* [What you have to do]:
Go through the material and pull out every line with the string "JSON" in it.

* [Raw records]:
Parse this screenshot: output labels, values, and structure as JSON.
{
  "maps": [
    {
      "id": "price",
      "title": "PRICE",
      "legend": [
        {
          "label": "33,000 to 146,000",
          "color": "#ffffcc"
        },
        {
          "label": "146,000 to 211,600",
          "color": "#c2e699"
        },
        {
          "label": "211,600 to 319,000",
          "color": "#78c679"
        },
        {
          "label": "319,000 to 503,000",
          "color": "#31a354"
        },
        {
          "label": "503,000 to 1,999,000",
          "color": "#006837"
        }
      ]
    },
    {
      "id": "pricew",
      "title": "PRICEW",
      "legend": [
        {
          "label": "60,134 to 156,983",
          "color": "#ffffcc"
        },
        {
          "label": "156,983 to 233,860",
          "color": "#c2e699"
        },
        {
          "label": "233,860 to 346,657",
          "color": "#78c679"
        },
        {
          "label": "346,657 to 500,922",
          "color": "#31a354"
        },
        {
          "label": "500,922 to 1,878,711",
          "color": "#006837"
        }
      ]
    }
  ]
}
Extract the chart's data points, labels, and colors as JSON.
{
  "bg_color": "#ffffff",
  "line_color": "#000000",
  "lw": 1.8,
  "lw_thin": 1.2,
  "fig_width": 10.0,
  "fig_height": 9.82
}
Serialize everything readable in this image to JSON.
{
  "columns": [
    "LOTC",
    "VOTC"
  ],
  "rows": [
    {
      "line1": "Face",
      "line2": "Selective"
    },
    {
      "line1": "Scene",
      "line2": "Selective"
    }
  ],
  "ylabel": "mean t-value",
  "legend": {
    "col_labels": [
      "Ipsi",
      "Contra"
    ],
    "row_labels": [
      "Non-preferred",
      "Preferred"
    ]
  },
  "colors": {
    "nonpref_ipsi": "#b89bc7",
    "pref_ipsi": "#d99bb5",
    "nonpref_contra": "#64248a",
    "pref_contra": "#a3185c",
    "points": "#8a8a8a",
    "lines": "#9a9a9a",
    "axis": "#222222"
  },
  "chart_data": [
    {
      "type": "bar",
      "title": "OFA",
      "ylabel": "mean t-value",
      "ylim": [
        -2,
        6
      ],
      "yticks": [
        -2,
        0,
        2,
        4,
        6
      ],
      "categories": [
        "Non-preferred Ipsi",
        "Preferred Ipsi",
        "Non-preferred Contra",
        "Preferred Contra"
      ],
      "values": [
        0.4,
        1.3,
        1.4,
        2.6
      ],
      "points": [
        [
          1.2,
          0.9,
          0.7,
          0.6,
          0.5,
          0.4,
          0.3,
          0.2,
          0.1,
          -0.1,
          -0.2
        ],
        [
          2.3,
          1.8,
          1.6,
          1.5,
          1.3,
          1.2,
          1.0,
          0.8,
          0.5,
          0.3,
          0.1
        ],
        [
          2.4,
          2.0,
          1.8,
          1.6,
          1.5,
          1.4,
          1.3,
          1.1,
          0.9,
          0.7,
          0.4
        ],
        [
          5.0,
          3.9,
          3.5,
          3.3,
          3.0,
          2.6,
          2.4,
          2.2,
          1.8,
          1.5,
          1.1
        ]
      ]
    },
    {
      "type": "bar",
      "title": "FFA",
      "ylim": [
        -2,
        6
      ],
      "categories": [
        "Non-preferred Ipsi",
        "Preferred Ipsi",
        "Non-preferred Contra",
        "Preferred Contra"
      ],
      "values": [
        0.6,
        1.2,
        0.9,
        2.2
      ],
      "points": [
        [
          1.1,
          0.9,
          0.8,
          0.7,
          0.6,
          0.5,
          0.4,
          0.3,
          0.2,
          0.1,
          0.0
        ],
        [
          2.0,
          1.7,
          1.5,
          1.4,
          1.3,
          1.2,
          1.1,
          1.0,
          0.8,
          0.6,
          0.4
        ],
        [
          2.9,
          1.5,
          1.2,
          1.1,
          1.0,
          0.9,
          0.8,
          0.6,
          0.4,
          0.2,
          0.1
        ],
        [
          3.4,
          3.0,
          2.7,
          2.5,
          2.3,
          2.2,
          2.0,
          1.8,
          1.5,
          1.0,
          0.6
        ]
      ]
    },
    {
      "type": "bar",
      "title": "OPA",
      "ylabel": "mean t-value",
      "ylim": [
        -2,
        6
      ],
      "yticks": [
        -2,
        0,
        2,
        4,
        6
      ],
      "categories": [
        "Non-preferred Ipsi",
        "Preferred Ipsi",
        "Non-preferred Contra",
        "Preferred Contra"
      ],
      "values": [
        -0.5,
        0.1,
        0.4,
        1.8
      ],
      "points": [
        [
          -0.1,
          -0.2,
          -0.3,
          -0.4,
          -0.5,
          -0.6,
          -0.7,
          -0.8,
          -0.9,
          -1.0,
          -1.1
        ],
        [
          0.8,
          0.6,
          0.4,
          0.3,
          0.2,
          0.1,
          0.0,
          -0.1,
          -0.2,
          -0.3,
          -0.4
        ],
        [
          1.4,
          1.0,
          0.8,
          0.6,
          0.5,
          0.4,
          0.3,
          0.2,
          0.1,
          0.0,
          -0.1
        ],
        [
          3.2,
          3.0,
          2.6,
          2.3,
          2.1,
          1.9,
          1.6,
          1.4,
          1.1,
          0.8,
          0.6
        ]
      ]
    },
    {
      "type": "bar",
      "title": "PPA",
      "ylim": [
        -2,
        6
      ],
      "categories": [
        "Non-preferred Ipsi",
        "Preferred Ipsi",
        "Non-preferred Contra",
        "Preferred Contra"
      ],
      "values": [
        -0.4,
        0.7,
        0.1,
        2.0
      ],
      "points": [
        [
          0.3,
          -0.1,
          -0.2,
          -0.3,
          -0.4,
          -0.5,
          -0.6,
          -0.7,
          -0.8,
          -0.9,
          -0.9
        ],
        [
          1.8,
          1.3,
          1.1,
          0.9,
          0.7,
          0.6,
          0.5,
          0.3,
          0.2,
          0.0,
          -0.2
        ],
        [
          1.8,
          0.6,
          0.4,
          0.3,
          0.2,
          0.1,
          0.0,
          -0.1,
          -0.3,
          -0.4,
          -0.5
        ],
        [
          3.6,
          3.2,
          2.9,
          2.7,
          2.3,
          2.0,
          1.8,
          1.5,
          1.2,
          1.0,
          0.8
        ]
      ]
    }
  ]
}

* [Final result]:
Parse this screenshot: output labels, values, and structure as JSON.
Extract the chart's data points, labels, and colors as JSON.
Serialize everything readable in this image to JSON.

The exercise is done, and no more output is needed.